● **Exercise**
Which lines below hold the word "detail"? Report each one.

● **Records**
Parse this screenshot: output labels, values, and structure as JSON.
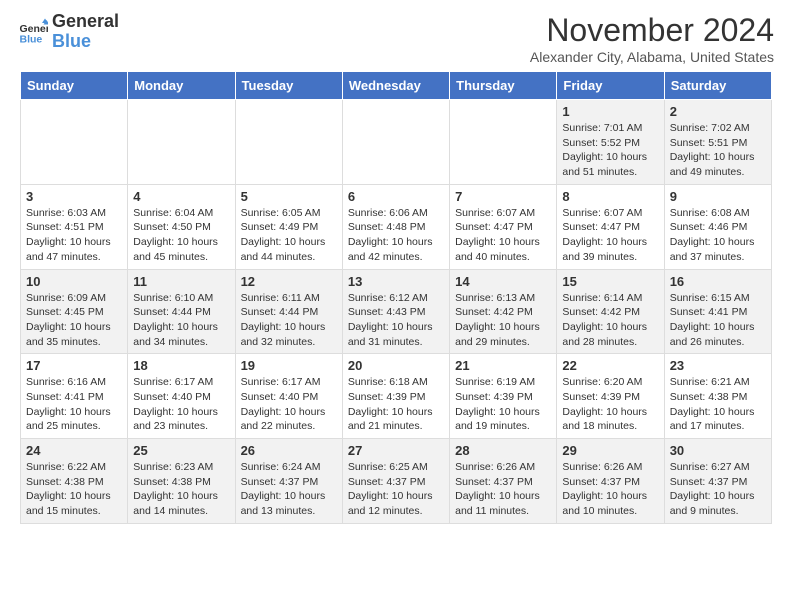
{
  "header": {
    "logo_line1": "General",
    "logo_line2": "Blue",
    "month_title": "November 2024",
    "location": "Alexander City, Alabama, United States"
  },
  "weekdays": [
    "Sunday",
    "Monday",
    "Tuesday",
    "Wednesday",
    "Thursday",
    "Friday",
    "Saturday"
  ],
  "weeks": [
    [
      {
        "day": "",
        "info": ""
      },
      {
        "day": "",
        "info": ""
      },
      {
        "day": "",
        "info": ""
      },
      {
        "day": "",
        "info": ""
      },
      {
        "day": "",
        "info": ""
      },
      {
        "day": "1",
        "info": "Sunrise: 7:01 AM\nSunset: 5:52 PM\nDaylight: 10 hours\nand 51 minutes."
      },
      {
        "day": "2",
        "info": "Sunrise: 7:02 AM\nSunset: 5:51 PM\nDaylight: 10 hours\nand 49 minutes."
      }
    ],
    [
      {
        "day": "3",
        "info": "Sunrise: 6:03 AM\nSunset: 4:51 PM\nDaylight: 10 hours\nand 47 minutes."
      },
      {
        "day": "4",
        "info": "Sunrise: 6:04 AM\nSunset: 4:50 PM\nDaylight: 10 hours\nand 45 minutes."
      },
      {
        "day": "5",
        "info": "Sunrise: 6:05 AM\nSunset: 4:49 PM\nDaylight: 10 hours\nand 44 minutes."
      },
      {
        "day": "6",
        "info": "Sunrise: 6:06 AM\nSunset: 4:48 PM\nDaylight: 10 hours\nand 42 minutes."
      },
      {
        "day": "7",
        "info": "Sunrise: 6:07 AM\nSunset: 4:47 PM\nDaylight: 10 hours\nand 40 minutes."
      },
      {
        "day": "8",
        "info": "Sunrise: 6:07 AM\nSunset: 4:47 PM\nDaylight: 10 hours\nand 39 minutes."
      },
      {
        "day": "9",
        "info": "Sunrise: 6:08 AM\nSunset: 4:46 PM\nDaylight: 10 hours\nand 37 minutes."
      }
    ],
    [
      {
        "day": "10",
        "info": "Sunrise: 6:09 AM\nSunset: 4:45 PM\nDaylight: 10 hours\nand 35 minutes."
      },
      {
        "day": "11",
        "info": "Sunrise: 6:10 AM\nSunset: 4:44 PM\nDaylight: 10 hours\nand 34 minutes."
      },
      {
        "day": "12",
        "info": "Sunrise: 6:11 AM\nSunset: 4:44 PM\nDaylight: 10 hours\nand 32 minutes."
      },
      {
        "day": "13",
        "info": "Sunrise: 6:12 AM\nSunset: 4:43 PM\nDaylight: 10 hours\nand 31 minutes."
      },
      {
        "day": "14",
        "info": "Sunrise: 6:13 AM\nSunset: 4:42 PM\nDaylight: 10 hours\nand 29 minutes."
      },
      {
        "day": "15",
        "info": "Sunrise: 6:14 AM\nSunset: 4:42 PM\nDaylight: 10 hours\nand 28 minutes."
      },
      {
        "day": "16",
        "info": "Sunrise: 6:15 AM\nSunset: 4:41 PM\nDaylight: 10 hours\nand 26 minutes."
      }
    ],
    [
      {
        "day": "17",
        "info": "Sunrise: 6:16 AM\nSunset: 4:41 PM\nDaylight: 10 hours\nand 25 minutes."
      },
      {
        "day": "18",
        "info": "Sunrise: 6:17 AM\nSunset: 4:40 PM\nDaylight: 10 hours\nand 23 minutes."
      },
      {
        "day": "19",
        "info": "Sunrise: 6:17 AM\nSunset: 4:40 PM\nDaylight: 10 hours\nand 22 minutes."
      },
      {
        "day": "20",
        "info": "Sunrise: 6:18 AM\nSunset: 4:39 PM\nDaylight: 10 hours\nand 21 minutes."
      },
      {
        "day": "21",
        "info": "Sunrise: 6:19 AM\nSunset: 4:39 PM\nDaylight: 10 hours\nand 19 minutes."
      },
      {
        "day": "22",
        "info": "Sunrise: 6:20 AM\nSunset: 4:39 PM\nDaylight: 10 hours\nand 18 minutes."
      },
      {
        "day": "23",
        "info": "Sunrise: 6:21 AM\nSunset: 4:38 PM\nDaylight: 10 hours\nand 17 minutes."
      }
    ],
    [
      {
        "day": "24",
        "info": "Sunrise: 6:22 AM\nSunset: 4:38 PM\nDaylight: 10 hours\nand 15 minutes."
      },
      {
        "day": "25",
        "info": "Sunrise: 6:23 AM\nSunset: 4:38 PM\nDaylight: 10 hours\nand 14 minutes."
      },
      {
        "day": "26",
        "info": "Sunrise: 6:24 AM\nSunset: 4:37 PM\nDaylight: 10 hours\nand 13 minutes."
      },
      {
        "day": "27",
        "info": "Sunrise: 6:25 AM\nSunset: 4:37 PM\nDaylight: 10 hours\nand 12 minutes."
      },
      {
        "day": "28",
        "info": "Sunrise: 6:26 AM\nSunset: 4:37 PM\nDaylight: 10 hours\nand 11 minutes."
      },
      {
        "day": "29",
        "info": "Sunrise: 6:26 AM\nSunset: 4:37 PM\nDaylight: 10 hours\nand 10 minutes."
      },
      {
        "day": "30",
        "info": "Sunrise: 6:27 AM\nSunset: 4:37 PM\nDaylight: 10 hours\nand 9 minutes."
      }
    ]
  ]
}
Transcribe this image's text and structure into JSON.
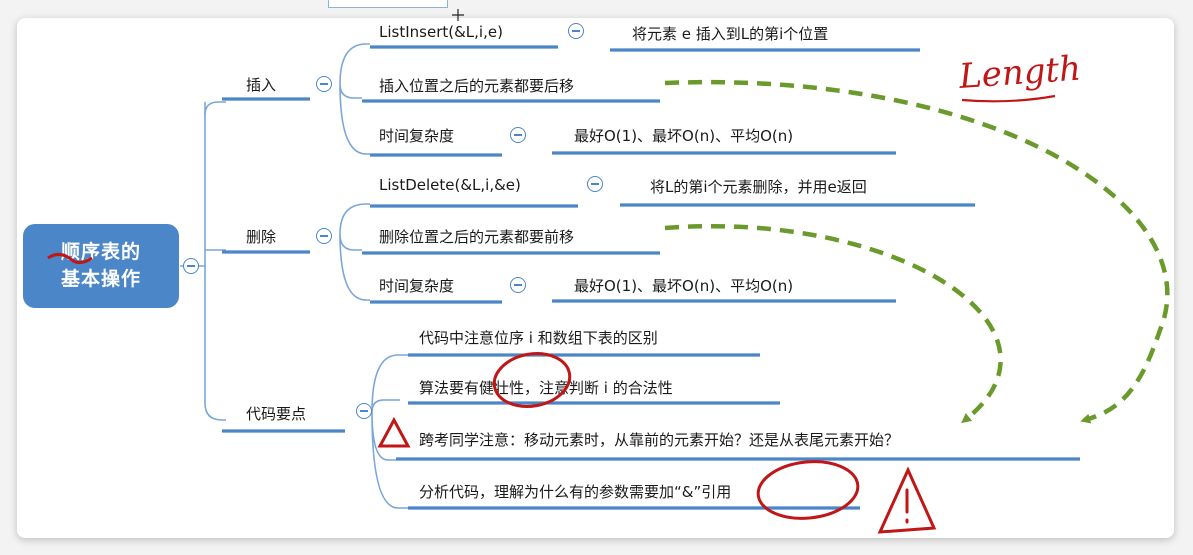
{
  "root": {
    "line1": "顺序表的",
    "line2": "基本操作"
  },
  "branches": {
    "insert": {
      "label": "插入",
      "items": [
        {
          "text": "ListInsert(&L,i,e)",
          "detail": "将元素 e 插入到L的第i个位置"
        },
        {
          "text": "插入位置之后的元素都要后移"
        },
        {
          "text": "时间复杂度",
          "detail": "最好O(1)、最坏O(n)、平均O(n)"
        }
      ]
    },
    "delete": {
      "label": "删除",
      "items": [
        {
          "text": "ListDelete(&L,i,&e)",
          "detail": "将L的第i个元素删除，并用e返回"
        },
        {
          "text": "删除位置之后的元素都要前移"
        },
        {
          "text": "时间复杂度",
          "detail": "最好O(1)、最坏O(n)、平均O(n)"
        }
      ]
    },
    "code": {
      "label": "代码要点",
      "items": [
        {
          "text": "代码中注意位序 i 和数组下表的区别"
        },
        {
          "text": "算法要有健壮性，注意判断 i 的合法性"
        },
        {
          "text": "跨考同学注意：移动元素时，从靠前的元素开始？还是从表尾元素开始？"
        },
        {
          "text": "分析代码，理解为什么有的参数需要加“&”引用"
        }
      ]
    }
  },
  "annotations": {
    "handwriting": "Length"
  },
  "colors": {
    "root_fill": "#4a86c8",
    "underline": "#4a86c8",
    "connector": "#7ba6d8",
    "arrow_dash": "#6a9a2c",
    "ink": "#c01616"
  }
}
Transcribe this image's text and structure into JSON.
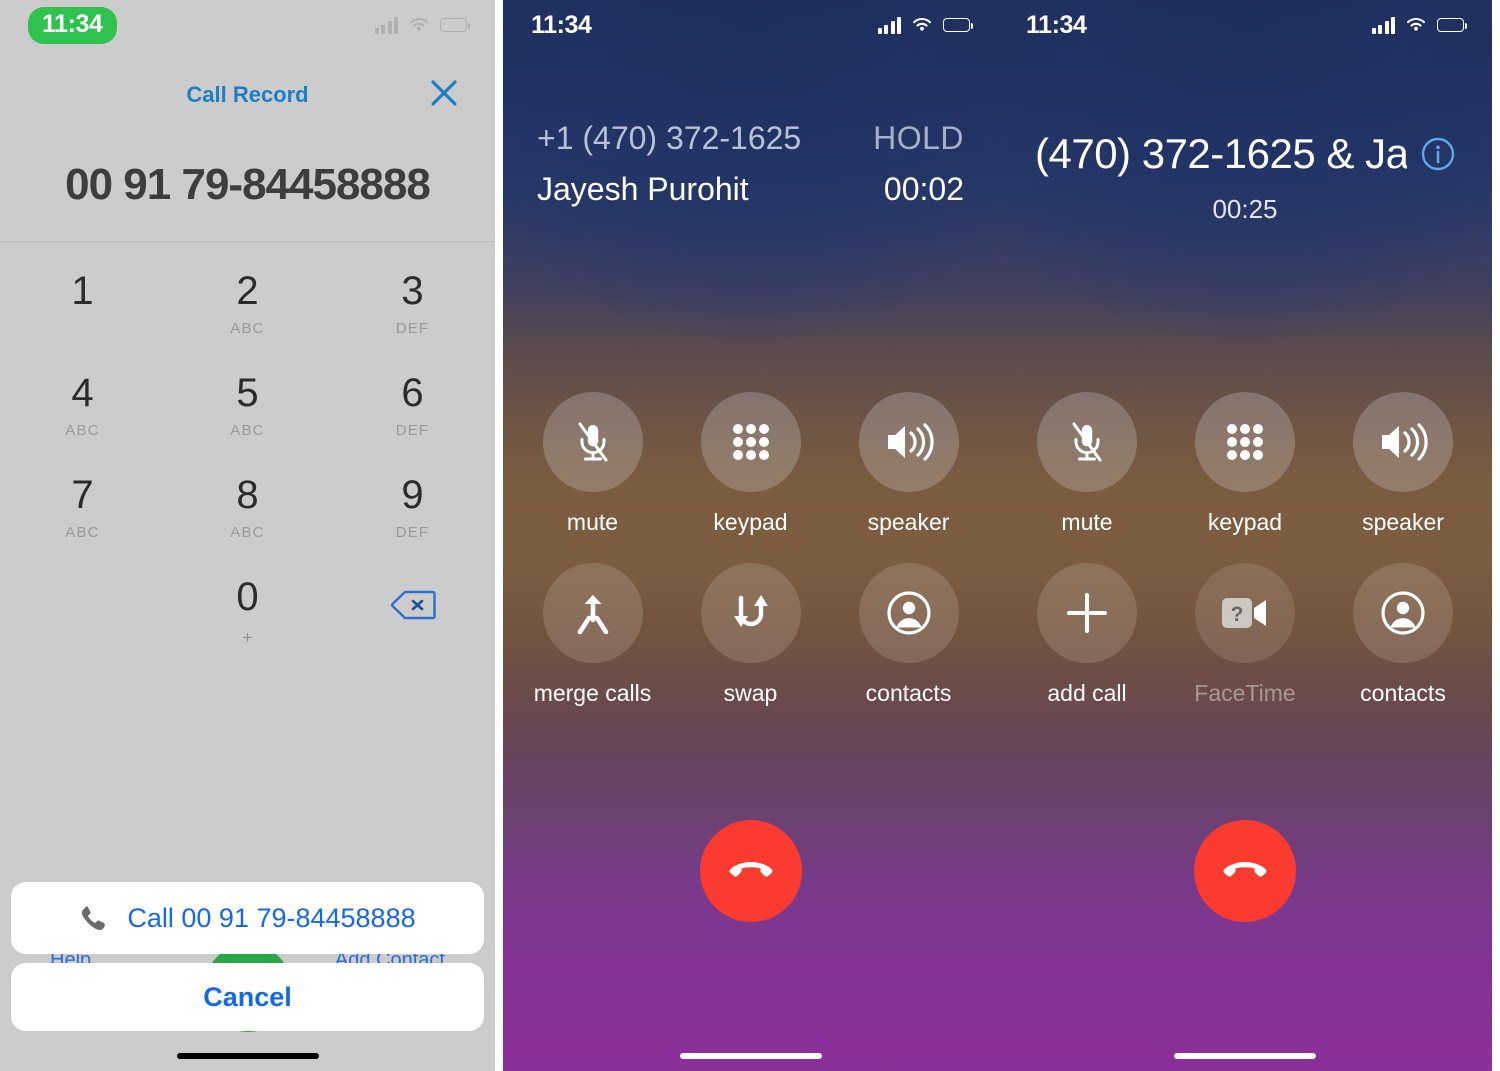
{
  "panels": {
    "dialer": {
      "status": {
        "time": "11:34",
        "icons": [
          "cellular-icon",
          "wifi-icon",
          "battery-icon"
        ]
      },
      "title": "Call Record",
      "close_label": "close-icon",
      "number": "00 91 79-84458888",
      "keys": [
        {
          "digit": "1",
          "sub": ""
        },
        {
          "digit": "2",
          "sub": "ABC"
        },
        {
          "digit": "3",
          "sub": "DEF"
        },
        {
          "digit": "4",
          "sub": "ABC"
        },
        {
          "digit": "5",
          "sub": "ABC"
        },
        {
          "digit": "6",
          "sub": "DEF"
        },
        {
          "digit": "7",
          "sub": "ABC"
        },
        {
          "digit": "8",
          "sub": "ABC"
        },
        {
          "digit": "9",
          "sub": "DEF"
        },
        {
          "digit": "0",
          "sub": "+"
        }
      ],
      "backspace_label": "backspace-icon",
      "call_action": "Call 00 91 79-84458888",
      "cancel_action": "Cancel",
      "help_link": "Help",
      "add_contact_link": "Add Contact"
    },
    "incall_hold": {
      "status": {
        "time": "11:34"
      },
      "number": "+1 (470) 372-1625",
      "state": "HOLD",
      "name": "Jayesh Purohit",
      "timer": "00:02",
      "actions": [
        {
          "label": "mute",
          "icon": "mic-off-icon",
          "disabled": false
        },
        {
          "label": "keypad",
          "icon": "keypad-icon",
          "disabled": false
        },
        {
          "label": "speaker",
          "icon": "speaker-icon",
          "disabled": false
        },
        {
          "label": "merge calls",
          "icon": "merge-calls-icon",
          "disabled": false
        },
        {
          "label": "swap",
          "icon": "swap-icon",
          "disabled": false
        },
        {
          "label": "contacts",
          "icon": "contacts-icon",
          "disabled": false
        }
      ],
      "end_call_label": "end-call-icon"
    },
    "incall_merged": {
      "status": {
        "time": "11:34"
      },
      "title": "(470) 372-1625 & Ja",
      "info_label": "info-icon",
      "timer": "00:25",
      "actions": [
        {
          "label": "mute",
          "icon": "mic-off-icon",
          "disabled": false
        },
        {
          "label": "keypad",
          "icon": "keypad-icon",
          "disabled": false
        },
        {
          "label": "speaker",
          "icon": "speaker-icon",
          "disabled": false
        },
        {
          "label": "add call",
          "icon": "add-call-icon",
          "disabled": false
        },
        {
          "label": "FaceTime",
          "icon": "facetime-unavailable-icon",
          "disabled": true
        },
        {
          "label": "contacts",
          "icon": "contacts-icon",
          "disabled": false
        }
      ],
      "end_call_label": "end-call-icon"
    }
  },
  "colors": {
    "accent_blue": "#1668e3",
    "title_blue": "#1b7fc4",
    "status_green": "#2fc24f",
    "end_call_red": "#fc3b30",
    "call_green": "#2aa548",
    "dialer_bg": "#cccccc"
  }
}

● **Response**
          "detail": "将元素 e 插入到L的第i个位置"
          "detail": "最好O(1)、最坏O(n)、平均O(n)"
          "detail": "将L的第i个元素删除，并用e返回"
          "detail": "最好O(1)、最坏O(n)、平均O(n)"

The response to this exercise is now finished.